Start of LISTING

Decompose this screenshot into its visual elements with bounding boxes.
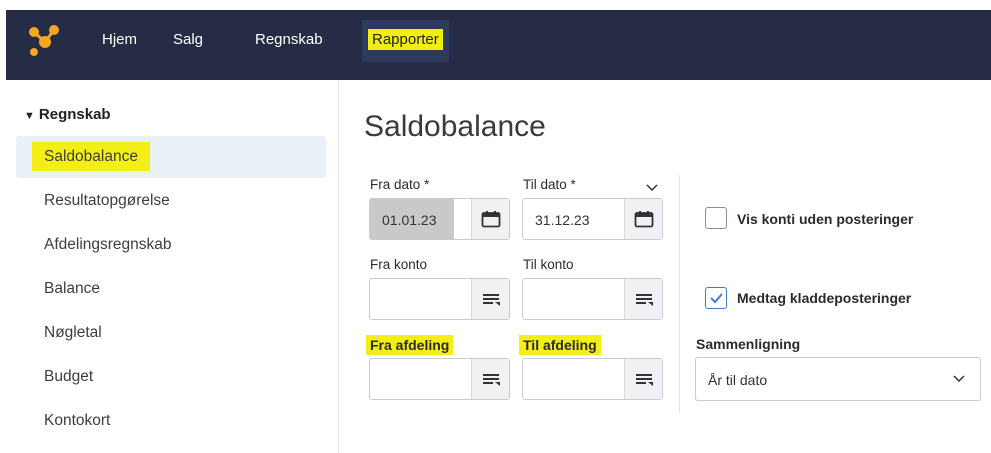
calendar-icon[interactable] xyxy=(471,199,509,239)
sidebar-item-afdelingsregnskab[interactable]: Afdelingsregnskab xyxy=(16,224,326,266)
nav-rapporter-label: Rapporter xyxy=(368,29,443,50)
chevron-down-icon xyxy=(953,375,965,383)
fra-dato-field[interactable]: 01.01.23 xyxy=(369,198,510,240)
caret-down-icon: ▼ xyxy=(24,110,35,122)
sidebar-item-nogletal[interactable]: Nøgletal xyxy=(16,312,326,354)
sidebar-item-resultatopgorelse[interactable]: Resultatopgørelse xyxy=(16,180,326,222)
til-afdeling-field[interactable] xyxy=(522,358,663,400)
vis-konti-label: Vis konti uden posteringer xyxy=(737,211,914,227)
fra-afdeling-field[interactable] xyxy=(369,358,510,400)
list-lookup-icon[interactable] xyxy=(471,279,509,319)
sammenligning-value: År til dato xyxy=(708,372,768,388)
til-dato-label: Til dato * xyxy=(523,177,576,192)
til-afdeling-label-text: Til afdeling xyxy=(519,335,601,355)
til-konto-field[interactable] xyxy=(522,278,663,320)
top-nav-bar: Hjem Salg Regnskab Rapporter xyxy=(6,10,991,80)
nav-salg[interactable]: Salg xyxy=(173,10,203,80)
fra-dato-label: Fra dato * xyxy=(370,177,430,192)
sidebar-section-label: Regnskab xyxy=(38,106,111,123)
list-lookup-icon[interactable] xyxy=(471,359,509,399)
list-lookup-icon[interactable] xyxy=(624,359,662,399)
fra-konto-label: Fra konto xyxy=(370,257,428,272)
list-lookup-icon[interactable] xyxy=(624,279,662,319)
nav-regnskab[interactable]: Regnskab xyxy=(255,10,323,80)
fra-dato-value: 01.01.23 xyxy=(370,199,454,239)
nav-hjem[interactable]: Hjem xyxy=(102,10,137,80)
nav-rapporter[interactable]: Rapporter xyxy=(362,20,449,62)
sidebar-item-kontokort[interactable]: Kontokort xyxy=(16,400,326,442)
medtag-label: Medtag kladdeposteringer xyxy=(737,290,912,306)
til-afdeling-label: Til afdeling xyxy=(519,335,601,355)
sidebar-item-budget[interactable]: Budget xyxy=(16,356,326,398)
medtag-checkbox[interactable] xyxy=(705,287,727,309)
vis-konti-checkbox[interactable] xyxy=(705,207,727,229)
checkmark-icon xyxy=(710,293,723,304)
calendar-icon[interactable] xyxy=(624,199,662,239)
fra-afdeling-label-text: Fra afdeling xyxy=(366,335,454,355)
page-title: Saldobalance xyxy=(364,110,546,143)
divider xyxy=(679,175,680,413)
til-konto-label: Til konto xyxy=(523,257,574,272)
sammenligning-label: Sammenligning xyxy=(696,336,801,352)
app-logo-icon[interactable] xyxy=(26,24,66,60)
fra-konto-field[interactable] xyxy=(369,278,510,320)
sammenligning-select[interactable]: År til dato xyxy=(695,357,981,401)
sidebar: ▼ Regnskab Saldobalance Resultatopgørelse… xyxy=(6,80,339,453)
chevron-down-icon[interactable] xyxy=(645,182,659,192)
til-dato-value: 31.12.23 xyxy=(535,212,590,228)
fra-afdeling-label: Fra afdeling xyxy=(366,335,454,355)
sidebar-item-saldobalance[interactable]: Saldobalance xyxy=(16,136,326,178)
sidebar-section-regnskab[interactable]: ▼ Regnskab xyxy=(24,106,111,123)
sidebar-item-label: Saldobalance xyxy=(32,142,150,171)
sidebar-item-balance[interactable]: Balance xyxy=(16,268,326,310)
til-dato-field[interactable]: 31.12.23 xyxy=(522,198,663,240)
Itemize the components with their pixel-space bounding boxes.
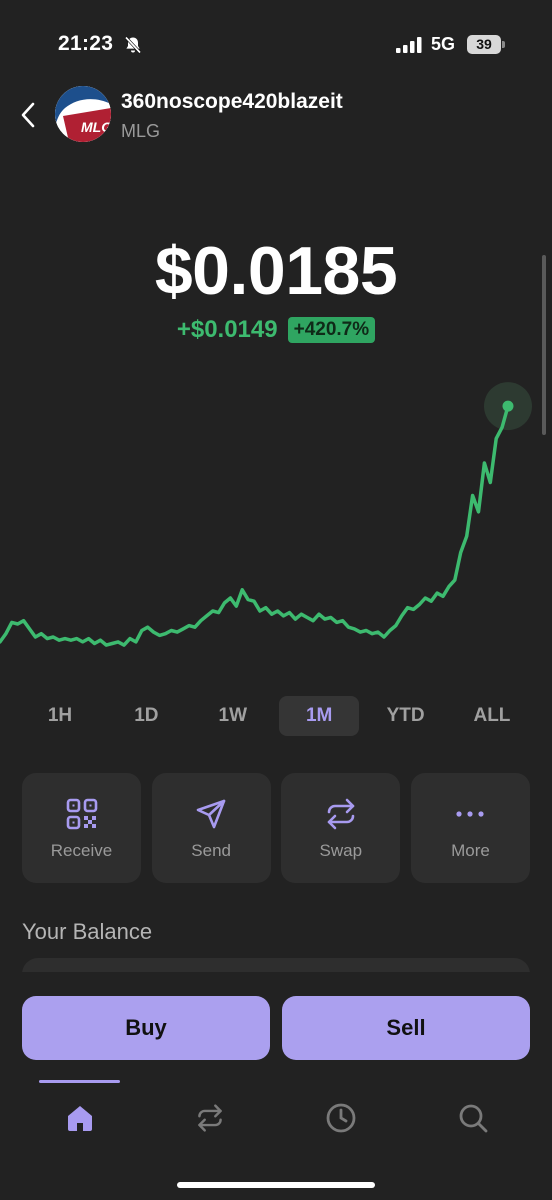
send-button[interactable]: Send <box>151 773 271 883</box>
more-icon <box>456 811 485 817</box>
home-icon <box>68 1106 92 1131</box>
price-line <box>0 404 510 647</box>
last-point-marker <box>502 400 514 412</box>
price-value: $0.0185 <box>154 233 398 309</box>
timeframe-1w[interactable]: 1W <box>193 696 273 736</box>
timeframe-1m[interactable]: 1M <box>279 696 360 736</box>
price-change-abs: +$0.0149 <box>176 316 278 343</box>
timeframe-all[interactable]: ALL <box>452 696 532 736</box>
balance-title: Your Balance <box>22 919 153 944</box>
swap-button[interactable]: Swap <box>281 773 401 883</box>
network-label: 5G <box>431 34 456 54</box>
price-change-pct-badge: +420.7% <box>287 317 376 343</box>
token-avatar: MLG <box>55 86 111 142</box>
action-row: Receive Send Swap More <box>22 773 530 883</box>
nav-history[interactable] <box>323 1100 359 1136</box>
chevron-left-icon <box>21 102 35 128</box>
token-name: 360noscope420blazeit <box>121 90 343 113</box>
signal-icon <box>396 37 422 53</box>
token-logo: MLG <box>55 86 111 142</box>
clock-icon <box>326 1103 356 1133</box>
status-time: 21:23 <box>58 32 114 55</box>
buy-button[interactable]: Buy <box>22 996 270 1060</box>
receive-button[interactable]: Receive <box>22 773 141 883</box>
timeframe-ytd[interactable]: YTD <box>366 696 446 736</box>
status-bar: 21:23 5G 39 <box>0 30 552 62</box>
token-detail-screen: 21:23 5G 39 MLG 360noscope420blazeit MLG… <box>0 0 552 1200</box>
swap-icon <box>327 798 355 830</box>
more-label: More <box>451 841 490 860</box>
timeframe-1d[interactable]: 1D <box>106 696 186 736</box>
home-indicator <box>177 1182 375 1188</box>
token-symbol: MLG <box>121 121 161 141</box>
back-button[interactable] <box>16 100 40 130</box>
send-icon <box>196 799 226 829</box>
bell-slash-icon <box>124 36 142 54</box>
more-button[interactable]: More <box>410 773 530 883</box>
nav-search[interactable] <box>455 1100 491 1136</box>
avatar-text: MLG <box>81 119 111 135</box>
price-chart[interactable] <box>0 370 552 670</box>
timeframe-selector: 1H 1D 1W 1M YTD ALL <box>20 696 532 736</box>
sell-button[interactable]: Sell <box>282 996 530 1060</box>
receive-label: Receive <box>50 841 113 860</box>
qr-code-icon <box>66 798 97 830</box>
active-tab-indicator <box>39 1080 120 1083</box>
price-change: +$0.0149 +420.7% <box>0 316 552 344</box>
swap-icon <box>198 1104 222 1132</box>
battery-icon: 39 <box>467 35 505 54</box>
scrollbar[interactable] <box>542 255 546 435</box>
swap-label: Swap <box>319 841 363 860</box>
trade-bar: Buy Sell <box>0 972 552 1080</box>
send-label: Send <box>191 841 231 860</box>
nav-home[interactable] <box>62 1100 98 1136</box>
timeframe-1h[interactable]: 1H <box>20 696 100 736</box>
search-icon <box>459 1104 488 1133</box>
nav-swap[interactable] <box>192 1100 228 1136</box>
bottom-nav <box>0 1080 552 1200</box>
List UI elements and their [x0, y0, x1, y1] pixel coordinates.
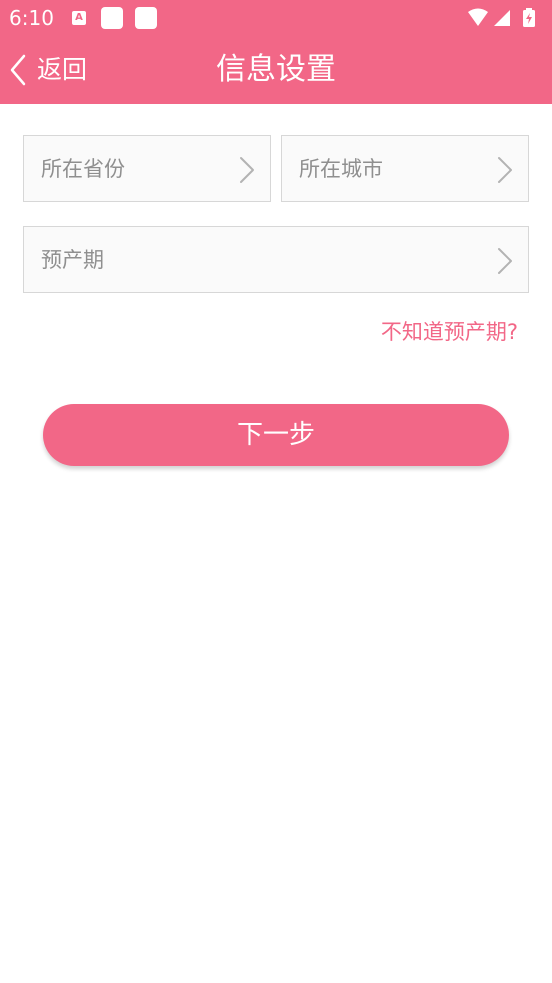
app-icon: [135, 7, 157, 29]
navigation-bar: 返回 信息设置: [0, 36, 552, 104]
battery-charging-icon: [523, 8, 535, 27]
province-selector[interactable]: 所在省份: [23, 135, 271, 202]
app-header: 6:10 A 返回 信息设置: [0, 0, 552, 104]
page-title: 信息设置: [216, 52, 336, 87]
due-date-selector[interactable]: 预产期: [23, 226, 529, 293]
cellular-signal-icon: [494, 10, 510, 26]
chevron-right-icon: [498, 248, 512, 274]
next-step-button[interactable]: 下一步: [43, 404, 509, 466]
province-placeholder: 所在省份: [41, 157, 125, 181]
app-icon: [101, 7, 123, 29]
chevron-right-icon: [240, 157, 254, 183]
status-time: 6:10: [9, 6, 54, 30]
status-bar: 6:10 A: [0, 0, 552, 36]
unknown-due-date-link[interactable]: 不知道预产期?: [381, 317, 518, 347]
city-placeholder: 所在城市: [299, 157, 383, 181]
city-selector[interactable]: 所在城市: [281, 135, 529, 202]
wifi-icon: [468, 8, 488, 26]
status-indicators: [466, 7, 542, 29]
due-date-placeholder: 预产期: [41, 248, 104, 272]
a-notification-icon: A: [72, 11, 86, 25]
chevron-right-icon: [498, 157, 512, 183]
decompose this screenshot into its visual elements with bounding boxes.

End of LISTING

§ **STATED PROBLEM**
Please repeat the entries starting at the line that contains "app-icon: [135, 7, 157, 29]" and ending at the line that contains "due-date-placeholder: 预产期: [41, 248, 104, 272]".

§ **RESPONSE TO THIS TASK**
app-icon: [135, 7, 157, 29]
navigation-bar: 返回 信息设置: [0, 36, 552, 104]
battery-charging-icon: [523, 8, 535, 27]
province-selector[interactable]: 所在省份: [23, 135, 271, 202]
app-header: 6:10 A 返回 信息设置: [0, 0, 552, 104]
page-title: 信息设置: [216, 52, 336, 87]
due-date-selector[interactable]: 预产期: [23, 226, 529, 293]
cellular-signal-icon: [494, 10, 510, 26]
chevron-right-icon: [498, 248, 512, 274]
next-step-button[interactable]: 下一步: [43, 404, 509, 466]
province-placeholder: 所在省份: [41, 157, 125, 181]
app-icon: [101, 7, 123, 29]
chevron-right-icon: [240, 157, 254, 183]
status-time: 6:10: [9, 6, 54, 30]
status-bar: 6:10 A: [0, 0, 552, 36]
unknown-due-date-link[interactable]: 不知道预产期?: [381, 317, 518, 347]
city-placeholder: 所在城市: [299, 157, 383, 181]
city-selector[interactable]: 所在城市: [281, 135, 529, 202]
wifi-icon: [468, 8, 488, 26]
status-indicators: [466, 7, 542, 29]
due-date-placeholder: 预产期: [41, 248, 104, 272]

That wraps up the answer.